Stated exercise:
Reproduce these lines without any changes; this applies to every item.

Collected data:
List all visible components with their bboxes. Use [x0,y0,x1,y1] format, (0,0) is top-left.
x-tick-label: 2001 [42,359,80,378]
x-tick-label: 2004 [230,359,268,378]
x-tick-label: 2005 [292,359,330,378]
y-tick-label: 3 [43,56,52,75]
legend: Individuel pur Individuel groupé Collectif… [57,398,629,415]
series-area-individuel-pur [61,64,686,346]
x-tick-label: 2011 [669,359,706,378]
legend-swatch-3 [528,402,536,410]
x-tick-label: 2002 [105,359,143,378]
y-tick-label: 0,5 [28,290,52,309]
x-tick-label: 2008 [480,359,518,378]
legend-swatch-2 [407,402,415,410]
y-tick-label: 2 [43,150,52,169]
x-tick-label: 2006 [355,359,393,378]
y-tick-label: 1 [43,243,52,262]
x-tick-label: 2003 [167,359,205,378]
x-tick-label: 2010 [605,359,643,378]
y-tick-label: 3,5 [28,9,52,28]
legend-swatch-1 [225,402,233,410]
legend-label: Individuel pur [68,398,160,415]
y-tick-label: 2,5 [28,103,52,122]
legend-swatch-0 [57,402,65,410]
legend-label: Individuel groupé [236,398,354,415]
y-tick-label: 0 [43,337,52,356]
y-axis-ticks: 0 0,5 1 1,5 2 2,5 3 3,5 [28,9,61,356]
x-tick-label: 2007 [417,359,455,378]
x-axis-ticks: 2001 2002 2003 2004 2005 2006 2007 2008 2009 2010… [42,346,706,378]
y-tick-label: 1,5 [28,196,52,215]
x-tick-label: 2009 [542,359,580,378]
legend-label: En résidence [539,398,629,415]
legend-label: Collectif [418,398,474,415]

Written response:
List all visible components with their bboxes. Use [x0,y0,x1,y1] format, (0,0) is top-left.
x-tick-label: 2001 [42,359,80,378]
x-tick-label: 2004 [230,359,268,378]
x-tick-label: 2005 [292,359,330,378]
y-tick-label: 3 [43,56,52,75]
legend: Individuel pur Individuel groupé Collectif… [57,398,629,415]
series-area-individuel-pur [61,64,686,346]
x-tick-label: 2011 [669,359,706,378]
legend-swatch-3 [528,402,536,410]
x-tick-label: 2002 [105,359,143,378]
y-tick-label: 0,5 [28,290,52,309]
x-tick-label: 2008 [480,359,518,378]
legend-swatch-2 [407,402,415,410]
y-tick-label: 2 [43,150,52,169]
x-tick-label: 2006 [355,359,393,378]
y-tick-label: 1 [43,243,52,262]
x-tick-label: 2003 [167,359,205,378]
x-tick-label: 2010 [605,359,643,378]
y-tick-label: 3,5 [28,9,52,28]
legend-swatch-1 [225,402,233,410]
legend-label: Individuel pur [68,398,160,415]
y-tick-label: 2,5 [28,103,52,122]
legend-swatch-0 [57,402,65,410]
legend-label: Individuel groupé [236,398,354,415]
y-tick-label: 0 [43,337,52,356]
y-axis-ticks: 0 0,5 1 1,5 2 2,5 3 3,5 [28,9,61,356]
x-tick-label: 2007 [417,359,455,378]
x-axis-ticks: 2001 2002 2003 2004 2005 2006 2007 2008 2009 2010… [42,346,706,378]
y-tick-label: 1,5 [28,196,52,215]
x-tick-label: 2009 [542,359,580,378]
legend-label: En résidence [539,398,629,415]
legend-label: Collectif [418,398,474,415]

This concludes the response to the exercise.